(Records from a collection)

________

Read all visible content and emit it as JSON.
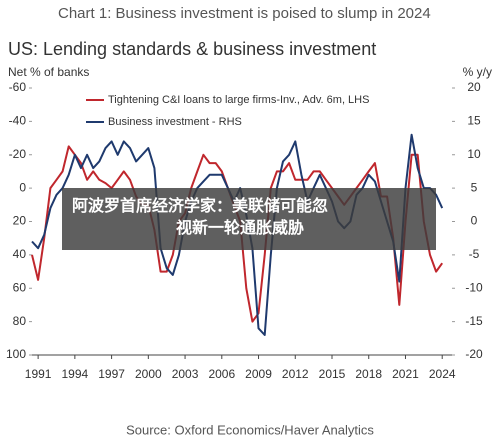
{
  "chart_data": {
    "type": "line",
    "title": "Chart 1: Business investment is poised to slump in 2024",
    "subtitle": "US: Lending standards & business investment",
    "ylabel": "Net % of banks",
    "y2label": "% y/y",
    "source": "Source: Oxford Economics/Haver Analytics",
    "overlay_text": [
      "阿波罗首席经济学家：美联储可能忽",
      "视新一轮通胀威胁"
    ],
    "x": [
      1990.5,
      1991,
      1991.5,
      1992,
      1992.5,
      1993,
      1993.5,
      1994,
      1994.5,
      1995,
      1995.5,
      1996,
      1996.5,
      1997,
      1997.5,
      1998,
      1998.5,
      1999,
      1999.5,
      2000,
      2000.5,
      2001,
      2001.5,
      2002,
      2002.5,
      2003,
      2003.5,
      2004,
      2004.5,
      2005,
      2005.5,
      2006,
      2006.5,
      2007,
      2007.5,
      2008,
      2008.5,
      2009,
      2009.5,
      2010,
      2010.5,
      2011,
      2011.5,
      2012,
      2012.5,
      2013,
      2013.5,
      2014,
      2014.5,
      2015,
      2015.5,
      2016,
      2016.5,
      2017,
      2017.5,
      2018,
      2018.5,
      2019,
      2019.5,
      2020,
      2020.5,
      2021,
      2021.5,
      2022,
      2022.5,
      2023,
      2023.5,
      2024
    ],
    "series": [
      {
        "name": "Tightening C&I loans to large firms-Inv., Adv. 6m, LHS",
        "color": "#c0272d",
        "values": [
          40,
          55,
          30,
          0,
          -5,
          -10,
          -25,
          -20,
          -15,
          -5,
          -10,
          -5,
          -3,
          0,
          -5,
          -10,
          -5,
          5,
          10,
          10,
          25,
          50,
          50,
          40,
          20,
          15,
          0,
          -10,
          -20,
          -15,
          -15,
          -10,
          0,
          10,
          20,
          60,
          80,
          75,
          40,
          0,
          -10,
          -10,
          -15,
          -5,
          -5,
          -5,
          -10,
          -10,
          -5,
          0,
          5,
          10,
          5,
          0,
          -5,
          -10,
          -15,
          5,
          5,
          30,
          70,
          20,
          -20,
          -20,
          20,
          40,
          50,
          45
        ]
      },
      {
        "name": "Business investment - RHS",
        "color": "#1f3a6e",
        "axis": "y2",
        "values": [
          -3,
          -4,
          -2,
          2,
          4,
          5,
          7,
          10,
          8,
          10,
          8,
          9,
          11,
          12,
          10,
          12,
          11,
          9,
          10,
          11,
          8,
          -4,
          -7,
          -8,
          -5,
          0,
          3,
          5,
          6,
          7,
          7,
          7,
          5,
          3,
          5,
          1,
          -4,
          -16,
          -17,
          -5,
          5,
          9,
          10,
          12,
          7,
          3,
          5,
          7,
          5,
          3,
          0,
          -1,
          0,
          4,
          5,
          7,
          6,
          3,
          0,
          -3,
          -9,
          5,
          13,
          8,
          5,
          5,
          4,
          2
        ]
      }
    ],
    "xlim": [
      1990.5,
      2024.8
    ],
    "xticks": [
      1991,
      1994,
      1997,
      2000,
      2003,
      2006,
      2009,
      2012,
      2015,
      2018,
      2021,
      2024
    ],
    "ylim": [
      100,
      -60
    ],
    "yticks": [
      -60,
      -40,
      -20,
      0,
      20,
      40,
      60,
      80,
      100
    ],
    "y2lim": [
      -20,
      20
    ],
    "y2ticks": [
      20,
      15,
      10,
      5,
      0,
      -5,
      -10,
      -15,
      -20
    ],
    "legend": "upper-left"
  }
}
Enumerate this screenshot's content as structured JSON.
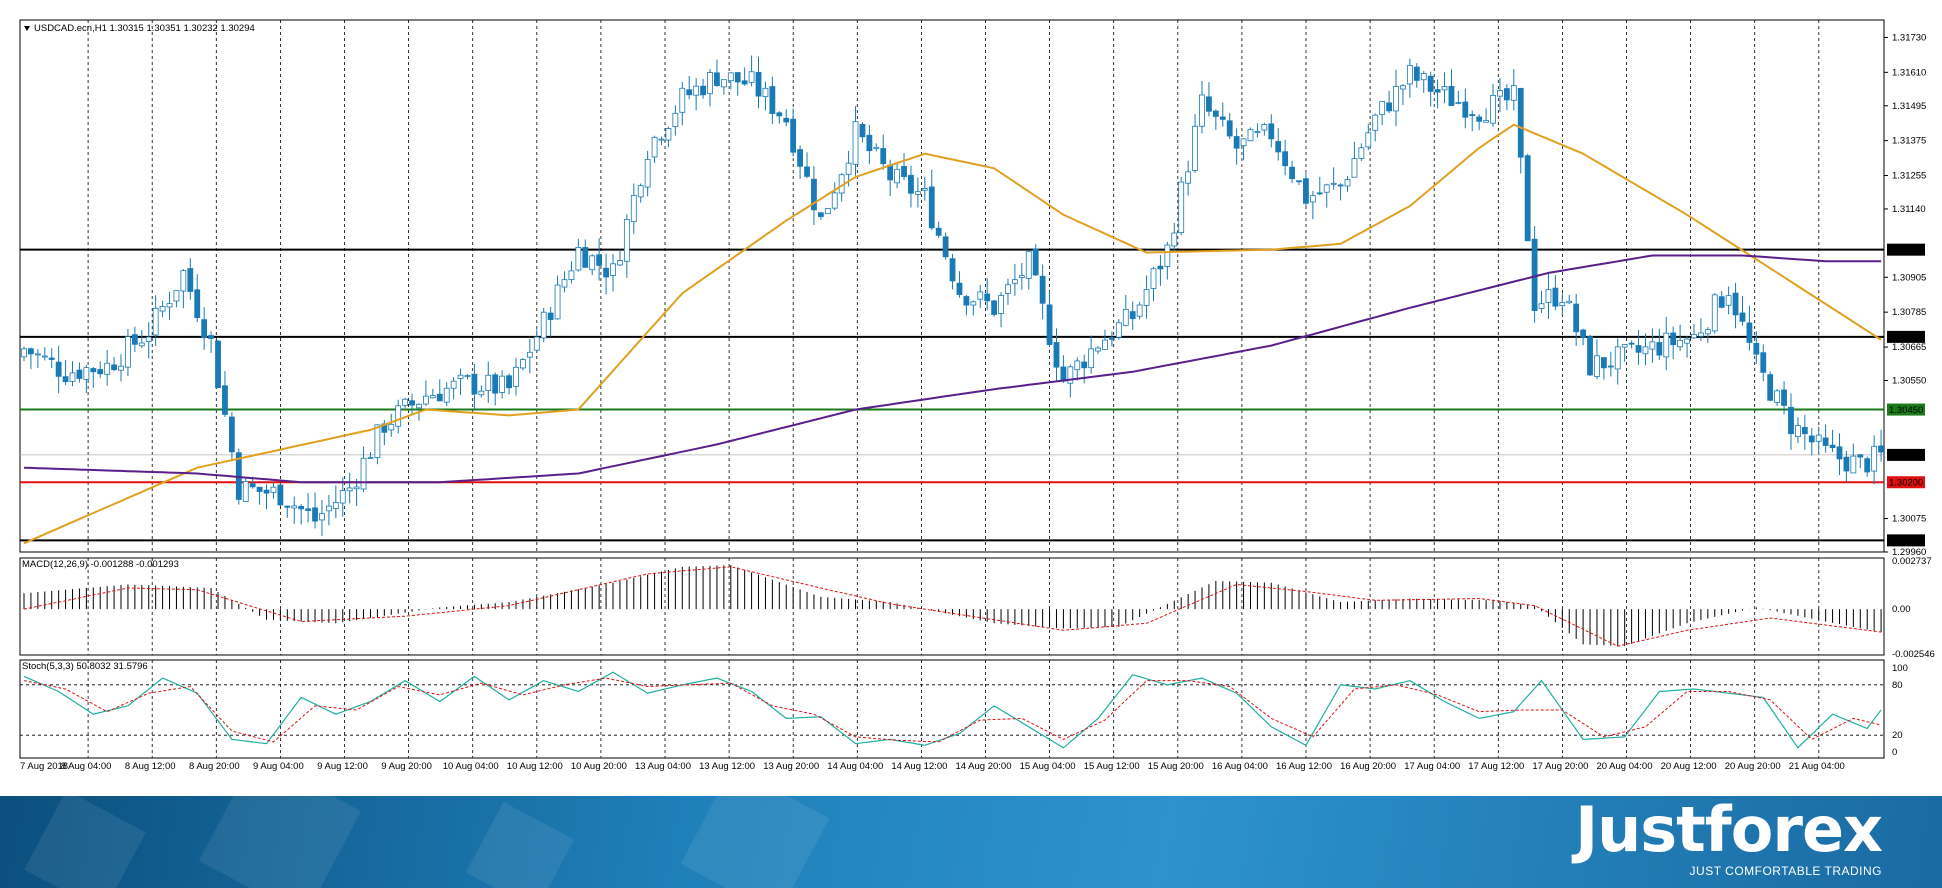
{
  "chart_data": {
    "type": "candlestick",
    "symbol_header": "USDCAD.ecn,H1  1.30315 1.30351 1.30232 1.30294",
    "price_axis": {
      "ylim": [
        1.2996,
        1.3179
      ],
      "tick_labels": [
        "1.31730",
        "1.31610",
        "1.31495",
        "1.31375",
        "1.31255",
        "1.31140",
        "1.30905",
        "1.30785",
        "1.30665",
        "1.30550",
        "1.30075",
        "1.29960"
      ]
    },
    "horizontal_levels": [
      {
        "label": "1.31000",
        "value": 1.31,
        "color": "#000000"
      },
      {
        "label": "1.30700",
        "value": 1.307,
        "color": "#000000"
      },
      {
        "label": "1.30450",
        "value": 1.3045,
        "color": "#1a7a1a"
      },
      {
        "label": "1.30200",
        "value": 1.302,
        "color": "#e01010"
      },
      {
        "label": "1.30000",
        "value": 1.3,
        "color": "#000000"
      }
    ],
    "current_price": {
      "label": "1.30294",
      "value": 1.30294
    },
    "series_colors": {
      "bull": "#ffffff",
      "bear": "#1a7ab5",
      "ma_fast": "#e0a020",
      "ma_slow": "#5a1f8a"
    },
    "time_labels": [
      "7 Aug 2018",
      "8 Aug 04:00",
      "8 Aug 12:00",
      "8 Aug 20:00",
      "9 Aug 04:00",
      "9 Aug 12:00",
      "9 Aug 20:00",
      "10 Aug 04:00",
      "10 Aug 12:00",
      "10 Aug 20:00",
      "13 Aug 04:00",
      "13 Aug 12:00",
      "13 Aug 20:00",
      "14 Aug 04:00",
      "14 Aug 12:00",
      "14 Aug 20:00",
      "15 Aug 04:00",
      "15 Aug 12:00",
      "15 Aug 20:00",
      "16 Aug 04:00",
      "16 Aug 12:00",
      "16 Aug 20:00",
      "17 Aug 04:00",
      "17 Aug 12:00",
      "17 Aug 20:00",
      "20 Aug 04:00",
      "20 Aug 12:00",
      "20 Aug 20:00",
      "21 Aug 04:00"
    ],
    "close_anchors": [
      [
        0,
        1.3066
      ],
      [
        6,
        1.3058
      ],
      [
        12,
        1.306
      ],
      [
        18,
        1.3072
      ],
      [
        23,
        1.3092
      ],
      [
        27,
        1.3068
      ],
      [
        31,
        1.3018
      ],
      [
        37,
        1.3016
      ],
      [
        42,
        1.3007
      ],
      [
        47,
        1.3018
      ],
      [
        52,
        1.304
      ],
      [
        58,
        1.305
      ],
      [
        64,
        1.3054
      ],
      [
        70,
        1.3052
      ],
      [
        75,
        1.3075
      ],
      [
        80,
        1.31
      ],
      [
        85,
        1.3092
      ],
      [
        90,
        1.3135
      ],
      [
        95,
        1.3152
      ],
      [
        100,
        1.316
      ],
      [
        105,
        1.3157
      ],
      [
        110,
        1.3145
      ],
      [
        115,
        1.311
      ],
      [
        120,
        1.314
      ],
      [
        125,
        1.3125
      ],
      [
        130,
        1.3118
      ],
      [
        135,
        1.3086
      ],
      [
        140,
        1.308
      ],
      [
        145,
        1.3095
      ],
      [
        150,
        1.3055
      ],
      [
        155,
        1.3068
      ],
      [
        160,
        1.3077
      ],
      [
        165,
        1.31
      ],
      [
        170,
        1.315
      ],
      [
        175,
        1.3135
      ],
      [
        180,
        1.314
      ],
      [
        185,
        1.3118
      ],
      [
        190,
        1.3122
      ],
      [
        195,
        1.3145
      ],
      [
        200,
        1.316
      ],
      [
        205,
        1.3153
      ],
      [
        210,
        1.3148
      ],
      [
        215,
        1.3152
      ],
      [
        218,
        1.3082
      ],
      [
        222,
        1.3085
      ],
      [
        226,
        1.306
      ],
      [
        231,
        1.3063
      ],
      [
        236,
        1.3067
      ],
      [
        241,
        1.307
      ],
      [
        246,
        1.3087
      ],
      [
        250,
        1.306
      ],
      [
        255,
        1.304
      ],
      [
        260,
        1.303
      ],
      [
        265,
        1.3026
      ],
      [
        268,
        1.3029
      ]
    ],
    "ma_fast_anchors": [
      [
        0,
        1.2999
      ],
      [
        25,
        1.3025
      ],
      [
        50,
        1.3038
      ],
      [
        58,
        1.3045
      ],
      [
        70,
        1.3043
      ],
      [
        80,
        1.3045
      ],
      [
        95,
        1.3085
      ],
      [
        110,
        1.311
      ],
      [
        120,
        1.3125
      ],
      [
        130,
        1.3133
      ],
      [
        140,
        1.3128
      ],
      [
        150,
        1.3112
      ],
      [
        162,
        1.3099
      ],
      [
        180,
        1.31
      ],
      [
        190,
        1.3102
      ],
      [
        200,
        1.3115
      ],
      [
        210,
        1.3135
      ],
      [
        215,
        1.3143
      ],
      [
        225,
        1.3133
      ],
      [
        240,
        1.3112
      ],
      [
        255,
        1.3089
      ],
      [
        268,
        1.3069
      ]
    ],
    "ma_slow_anchors": [
      [
        0,
        1.3025
      ],
      [
        25,
        1.3023
      ],
      [
        40,
        1.302
      ],
      [
        60,
        1.302
      ],
      [
        80,
        1.3023
      ],
      [
        100,
        1.3033
      ],
      [
        120,
        1.3045
      ],
      [
        140,
        1.3052
      ],
      [
        160,
        1.3058
      ],
      [
        180,
        1.3067
      ],
      [
        200,
        1.308
      ],
      [
        220,
        1.3092
      ],
      [
        235,
        1.3098
      ],
      [
        248,
        1.3098
      ],
      [
        260,
        1.3096
      ],
      [
        268,
        1.3096
      ]
    ],
    "macd": {
      "header": "MACD(12,26,9) -0.001288 -0.001293",
      "tick_labels": [
        "0.002737",
        "0.00",
        "-0.002546"
      ],
      "ylim": [
        -0.0026,
        0.0029
      ],
      "hist_anchors": [
        [
          0,
          0.0009
        ],
        [
          15,
          0.0014
        ],
        [
          27,
          0.0012
        ],
        [
          35,
          -0.0006
        ],
        [
          45,
          -0.0008
        ],
        [
          60,
          0.0001
        ],
        [
          70,
          0.0004
        ],
        [
          85,
          0.0015
        ],
        [
          95,
          0.0024
        ],
        [
          102,
          0.0025
        ],
        [
          115,
          0.0007
        ],
        [
          125,
          0.0004
        ],
        [
          140,
          -0.0008
        ],
        [
          150,
          -0.0011
        ],
        [
          158,
          -0.001
        ],
        [
          165,
          0.0003
        ],
        [
          172,
          0.0016
        ],
        [
          180,
          0.0015
        ],
        [
          190,
          0.0004
        ],
        [
          200,
          0.0006
        ],
        [
          212,
          0.0005
        ],
        [
          218,
          0.0002
        ],
        [
          225,
          -0.002
        ],
        [
          231,
          -0.0021
        ],
        [
          240,
          -0.0008
        ],
        [
          250,
          0.0001
        ],
        [
          260,
          -0.0007
        ],
        [
          268,
          -0.0013
        ]
      ],
      "signal_anchors": [
        [
          0,
          0.0
        ],
        [
          15,
          0.0012
        ],
        [
          25,
          0.0011
        ],
        [
          40,
          -0.0007
        ],
        [
          55,
          -0.0004
        ],
        [
          70,
          0.0002
        ],
        [
          90,
          0.002
        ],
        [
          102,
          0.0024
        ],
        [
          115,
          0.0012
        ],
        [
          125,
          0.0003
        ],
        [
          140,
          -0.0006
        ],
        [
          150,
          -0.0012
        ],
        [
          162,
          -0.0008
        ],
        [
          175,
          0.0014
        ],
        [
          185,
          0.001
        ],
        [
          195,
          0.0005
        ],
        [
          210,
          0.0006
        ],
        [
          218,
          0.0002
        ],
        [
          230,
          -0.0021
        ],
        [
          240,
          -0.0012
        ],
        [
          252,
          -0.0005
        ],
        [
          268,
          -0.0013
        ]
      ],
      "colors": {
        "hist": "#000000",
        "signal": "#e01010"
      }
    },
    "stochastic": {
      "header": "Stoch(5,3,3) 50.8032 31.5796",
      "tick_labels": [
        "100",
        "80",
        "20",
        "0"
      ],
      "levels": [
        80,
        20
      ],
      "k_anchors": [
        [
          0,
          90
        ],
        [
          5,
          72
        ],
        [
          10,
          45
        ],
        [
          15,
          55
        ],
        [
          20,
          88
        ],
        [
          25,
          70
        ],
        [
          30,
          15
        ],
        [
          35,
          10
        ],
        [
          40,
          65
        ],
        [
          45,
          45
        ],
        [
          50,
          60
        ],
        [
          55,
          85
        ],
        [
          60,
          60
        ],
        [
          65,
          90
        ],
        [
          70,
          62
        ],
        [
          75,
          85
        ],
        [
          80,
          72
        ],
        [
          85,
          95
        ],
        [
          90,
          70
        ],
        [
          95,
          80
        ],
        [
          100,
          88
        ],
        [
          105,
          72
        ],
        [
          110,
          40
        ],
        [
          115,
          42
        ],
        [
          120,
          10
        ],
        [
          125,
          15
        ],
        [
          130,
          8
        ],
        [
          135,
          22
        ],
        [
          140,
          55
        ],
        [
          145,
          30
        ],
        [
          150,
          5
        ],
        [
          155,
          40
        ],
        [
          160,
          92
        ],
        [
          165,
          80
        ],
        [
          170,
          88
        ],
        [
          175,
          70
        ],
        [
          180,
          30
        ],
        [
          185,
          8
        ],
        [
          190,
          80
        ],
        [
          195,
          75
        ],
        [
          200,
          85
        ],
        [
          205,
          60
        ],
        [
          210,
          40
        ],
        [
          215,
          48
        ],
        [
          219,
          85
        ],
        [
          225,
          15
        ],
        [
          231,
          18
        ],
        [
          236,
          72
        ],
        [
          241,
          75
        ],
        [
          246,
          70
        ],
        [
          251,
          65
        ],
        [
          256,
          5
        ],
        [
          261,
          45
        ],
        [
          266,
          28
        ],
        [
          268,
          50
        ]
      ],
      "d_anchors": [
        [
          0,
          85
        ],
        [
          6,
          75
        ],
        [
          12,
          48
        ],
        [
          18,
          70
        ],
        [
          24,
          78
        ],
        [
          30,
          25
        ],
        [
          36,
          12
        ],
        [
          42,
          55
        ],
        [
          48,
          50
        ],
        [
          54,
          78
        ],
        [
          60,
          68
        ],
        [
          66,
          82
        ],
        [
          72,
          68
        ],
        [
          78,
          80
        ],
        [
          84,
          88
        ],
        [
          90,
          78
        ],
        [
          96,
          80
        ],
        [
          102,
          82
        ],
        [
          108,
          55
        ],
        [
          114,
          45
        ],
        [
          120,
          18
        ],
        [
          126,
          14
        ],
        [
          132,
          12
        ],
        [
          138,
          38
        ],
        [
          144,
          40
        ],
        [
          150,
          15
        ],
        [
          156,
          38
        ],
        [
          162,
          85
        ],
        [
          168,
          85
        ],
        [
          174,
          78
        ],
        [
          180,
          40
        ],
        [
          186,
          18
        ],
        [
          192,
          75
        ],
        [
          198,
          80
        ],
        [
          204,
          68
        ],
        [
          210,
          48
        ],
        [
          216,
          50
        ],
        [
          222,
          50
        ],
        [
          228,
          18
        ],
        [
          234,
          30
        ],
        [
          240,
          72
        ],
        [
          246,
          72
        ],
        [
          252,
          62
        ],
        [
          258,
          15
        ],
        [
          264,
          40
        ],
        [
          268,
          32
        ]
      ],
      "colors": {
        "k": "#20b0a0",
        "d": "#e01010"
      }
    }
  },
  "footer": {
    "brand_name": "Justforex",
    "tagline": "JUST COMFORTABLE TRADING"
  }
}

________

AIM: Check each line of the data above for the word "content" and say how many lines have it. Give the number alone.

TASK OUTPUT: 2